§ **Exercise goal**
Of the lines in this listing, how many contain the word "folder"? Give the number and nothing else.

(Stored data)

┏━━

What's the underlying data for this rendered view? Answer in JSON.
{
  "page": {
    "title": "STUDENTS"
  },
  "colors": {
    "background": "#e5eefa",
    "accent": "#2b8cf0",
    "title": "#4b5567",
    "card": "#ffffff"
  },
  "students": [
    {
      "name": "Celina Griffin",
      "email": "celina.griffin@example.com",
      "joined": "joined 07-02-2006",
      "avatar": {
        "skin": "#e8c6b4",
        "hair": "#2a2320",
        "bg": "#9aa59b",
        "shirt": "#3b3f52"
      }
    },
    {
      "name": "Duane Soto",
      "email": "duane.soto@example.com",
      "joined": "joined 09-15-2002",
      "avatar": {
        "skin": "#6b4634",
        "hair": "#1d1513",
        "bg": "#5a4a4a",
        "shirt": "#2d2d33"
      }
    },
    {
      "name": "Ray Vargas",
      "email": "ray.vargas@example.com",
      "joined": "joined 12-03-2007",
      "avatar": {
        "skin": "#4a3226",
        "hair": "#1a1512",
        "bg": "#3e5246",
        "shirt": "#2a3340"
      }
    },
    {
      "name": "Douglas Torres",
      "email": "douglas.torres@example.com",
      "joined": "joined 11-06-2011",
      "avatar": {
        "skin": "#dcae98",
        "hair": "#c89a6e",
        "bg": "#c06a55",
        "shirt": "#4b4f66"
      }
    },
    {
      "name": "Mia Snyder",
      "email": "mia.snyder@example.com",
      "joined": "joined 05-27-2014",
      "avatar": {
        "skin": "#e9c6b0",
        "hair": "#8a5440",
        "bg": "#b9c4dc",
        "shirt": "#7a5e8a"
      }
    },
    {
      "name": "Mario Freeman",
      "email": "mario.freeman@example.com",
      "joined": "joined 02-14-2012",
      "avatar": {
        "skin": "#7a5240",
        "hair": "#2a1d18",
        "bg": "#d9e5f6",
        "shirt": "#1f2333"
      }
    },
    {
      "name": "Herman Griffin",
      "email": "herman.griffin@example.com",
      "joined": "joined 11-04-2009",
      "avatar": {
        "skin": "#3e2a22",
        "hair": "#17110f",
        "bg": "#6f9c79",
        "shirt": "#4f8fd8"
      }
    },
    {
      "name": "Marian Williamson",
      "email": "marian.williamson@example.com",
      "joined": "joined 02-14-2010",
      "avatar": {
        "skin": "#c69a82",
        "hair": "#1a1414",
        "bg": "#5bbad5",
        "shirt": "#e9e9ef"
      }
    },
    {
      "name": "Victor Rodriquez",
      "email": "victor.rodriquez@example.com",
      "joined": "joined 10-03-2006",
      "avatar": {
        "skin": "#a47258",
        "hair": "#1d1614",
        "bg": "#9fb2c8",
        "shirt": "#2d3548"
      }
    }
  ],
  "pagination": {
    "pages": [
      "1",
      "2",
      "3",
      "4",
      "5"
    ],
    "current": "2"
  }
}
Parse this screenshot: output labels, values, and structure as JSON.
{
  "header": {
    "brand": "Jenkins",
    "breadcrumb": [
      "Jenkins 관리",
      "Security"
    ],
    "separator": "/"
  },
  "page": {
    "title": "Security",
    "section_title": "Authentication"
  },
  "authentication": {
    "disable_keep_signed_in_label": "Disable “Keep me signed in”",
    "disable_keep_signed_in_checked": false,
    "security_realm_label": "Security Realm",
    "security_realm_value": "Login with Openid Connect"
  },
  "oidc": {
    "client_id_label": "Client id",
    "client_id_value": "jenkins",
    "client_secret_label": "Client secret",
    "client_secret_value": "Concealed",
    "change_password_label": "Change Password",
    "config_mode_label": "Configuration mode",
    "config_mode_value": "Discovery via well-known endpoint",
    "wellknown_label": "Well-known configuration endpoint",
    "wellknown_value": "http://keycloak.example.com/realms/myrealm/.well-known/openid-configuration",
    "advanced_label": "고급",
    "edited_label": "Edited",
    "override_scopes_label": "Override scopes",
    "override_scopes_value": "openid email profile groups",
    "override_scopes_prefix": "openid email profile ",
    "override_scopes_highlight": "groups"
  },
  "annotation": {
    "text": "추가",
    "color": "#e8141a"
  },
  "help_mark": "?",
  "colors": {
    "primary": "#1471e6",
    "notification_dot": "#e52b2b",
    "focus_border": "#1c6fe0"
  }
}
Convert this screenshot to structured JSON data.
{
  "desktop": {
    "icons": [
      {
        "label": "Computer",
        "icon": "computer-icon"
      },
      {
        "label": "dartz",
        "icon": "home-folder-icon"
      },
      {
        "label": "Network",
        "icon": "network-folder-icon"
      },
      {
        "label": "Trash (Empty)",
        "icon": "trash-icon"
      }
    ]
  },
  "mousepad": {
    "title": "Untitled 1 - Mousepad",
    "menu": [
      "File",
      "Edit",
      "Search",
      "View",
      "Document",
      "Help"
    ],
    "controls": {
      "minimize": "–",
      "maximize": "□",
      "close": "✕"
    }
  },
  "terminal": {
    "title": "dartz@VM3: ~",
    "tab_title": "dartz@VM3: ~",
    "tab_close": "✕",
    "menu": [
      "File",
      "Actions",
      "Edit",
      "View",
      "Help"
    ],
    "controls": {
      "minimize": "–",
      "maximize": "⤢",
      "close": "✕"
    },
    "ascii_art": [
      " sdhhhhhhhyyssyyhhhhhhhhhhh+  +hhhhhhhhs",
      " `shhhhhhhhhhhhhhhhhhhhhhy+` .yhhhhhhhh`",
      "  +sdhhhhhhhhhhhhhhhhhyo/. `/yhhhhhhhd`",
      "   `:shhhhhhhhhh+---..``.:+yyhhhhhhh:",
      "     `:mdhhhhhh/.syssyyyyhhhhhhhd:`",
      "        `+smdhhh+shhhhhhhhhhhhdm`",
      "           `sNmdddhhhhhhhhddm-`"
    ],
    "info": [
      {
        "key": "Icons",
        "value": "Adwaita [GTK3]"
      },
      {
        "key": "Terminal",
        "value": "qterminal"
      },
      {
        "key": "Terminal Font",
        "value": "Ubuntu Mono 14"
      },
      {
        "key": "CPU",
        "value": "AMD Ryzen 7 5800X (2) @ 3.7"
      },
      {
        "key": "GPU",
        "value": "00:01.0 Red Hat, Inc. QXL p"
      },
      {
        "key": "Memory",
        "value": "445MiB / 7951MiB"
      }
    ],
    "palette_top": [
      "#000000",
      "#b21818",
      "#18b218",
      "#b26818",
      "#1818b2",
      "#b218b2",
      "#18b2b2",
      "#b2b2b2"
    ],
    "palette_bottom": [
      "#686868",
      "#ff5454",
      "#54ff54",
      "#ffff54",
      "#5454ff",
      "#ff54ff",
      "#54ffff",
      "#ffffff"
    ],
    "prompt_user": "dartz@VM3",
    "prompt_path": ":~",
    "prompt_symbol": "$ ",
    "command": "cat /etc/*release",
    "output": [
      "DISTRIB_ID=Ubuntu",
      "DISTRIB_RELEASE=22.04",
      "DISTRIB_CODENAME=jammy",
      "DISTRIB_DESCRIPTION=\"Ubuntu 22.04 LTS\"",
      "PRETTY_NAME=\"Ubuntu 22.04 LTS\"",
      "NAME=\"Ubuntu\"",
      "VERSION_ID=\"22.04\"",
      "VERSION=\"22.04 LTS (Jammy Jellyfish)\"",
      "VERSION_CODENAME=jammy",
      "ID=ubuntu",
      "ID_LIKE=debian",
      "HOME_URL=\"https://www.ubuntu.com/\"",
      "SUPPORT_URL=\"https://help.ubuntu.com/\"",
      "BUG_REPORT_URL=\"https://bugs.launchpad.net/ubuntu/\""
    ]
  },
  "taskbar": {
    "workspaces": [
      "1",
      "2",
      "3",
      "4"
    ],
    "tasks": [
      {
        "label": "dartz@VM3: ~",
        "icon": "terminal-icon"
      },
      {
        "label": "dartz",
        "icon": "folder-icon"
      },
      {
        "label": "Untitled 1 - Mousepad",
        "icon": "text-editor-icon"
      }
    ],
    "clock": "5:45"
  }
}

┗━━

§ **Task solution**
3